**WORK TO DO**: Give the listing below again in full, exactly as written.

Extracted data entries:
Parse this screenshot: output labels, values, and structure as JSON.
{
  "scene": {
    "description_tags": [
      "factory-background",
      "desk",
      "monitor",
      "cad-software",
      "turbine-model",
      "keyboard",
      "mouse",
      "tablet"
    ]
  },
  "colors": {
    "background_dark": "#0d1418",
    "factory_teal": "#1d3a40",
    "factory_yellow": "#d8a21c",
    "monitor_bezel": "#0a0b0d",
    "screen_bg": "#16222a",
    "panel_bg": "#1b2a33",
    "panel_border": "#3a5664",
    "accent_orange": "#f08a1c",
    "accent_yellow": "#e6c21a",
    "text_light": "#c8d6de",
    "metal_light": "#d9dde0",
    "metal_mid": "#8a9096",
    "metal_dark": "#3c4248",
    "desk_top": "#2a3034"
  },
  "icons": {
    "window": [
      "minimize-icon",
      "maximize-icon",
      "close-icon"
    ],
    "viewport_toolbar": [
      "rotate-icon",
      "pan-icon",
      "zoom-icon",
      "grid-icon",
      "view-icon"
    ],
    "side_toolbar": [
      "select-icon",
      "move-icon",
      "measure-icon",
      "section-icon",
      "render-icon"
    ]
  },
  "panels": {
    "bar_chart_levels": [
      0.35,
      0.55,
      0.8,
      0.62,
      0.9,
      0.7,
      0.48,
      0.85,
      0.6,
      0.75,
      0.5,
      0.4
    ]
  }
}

**RESPONSE**:
Parse this screenshot: output labels, values, and structure as JSON.
{
  "scene": {
    "description_tags": [
      "factory-background",
      "desk",
      "monitor",
      "cad-software",
      "turbine-model",
      "keyboard",
      "mouse",
      "tablet"
    ]
  },
  "colors": {
    "background_dark": "#0d1418",
    "factory_teal": "#1d3a40",
    "factory_yellow": "#d8a21c",
    "monitor_bezel": "#0a0b0d",
    "screen_bg": "#16222a",
    "panel_bg": "#1b2a33",
    "panel_border": "#3a5664",
    "accent_orange": "#f08a1c",
    "accent_yellow": "#e6c21a",
    "text_light": "#c8d6de",
    "metal_light": "#d9dde0",
    "metal_mid": "#8a9096",
    "metal_dark": "#3c4248",
    "desk_top": "#2a3034"
  },
  "icons": {
    "window": [
      "minimize-icon",
      "maximize-icon",
      "close-icon"
    ],
    "viewport_toolbar": [
      "rotate-icon",
      "pan-icon",
      "zoom-icon",
      "grid-icon",
      "view-icon"
    ],
    "side_toolbar": [
      "select-icon",
      "move-icon",
      "measure-icon",
      "section-icon",
      "render-icon"
    ]
  },
  "panels": {
    "bar_chart_levels": [
      0.35,
      0.55,
      0.8,
      0.62,
      0.9,
      0.7,
      0.48,
      0.85,
      0.6,
      0.75,
      0.5,
      0.4
    ]
  }
}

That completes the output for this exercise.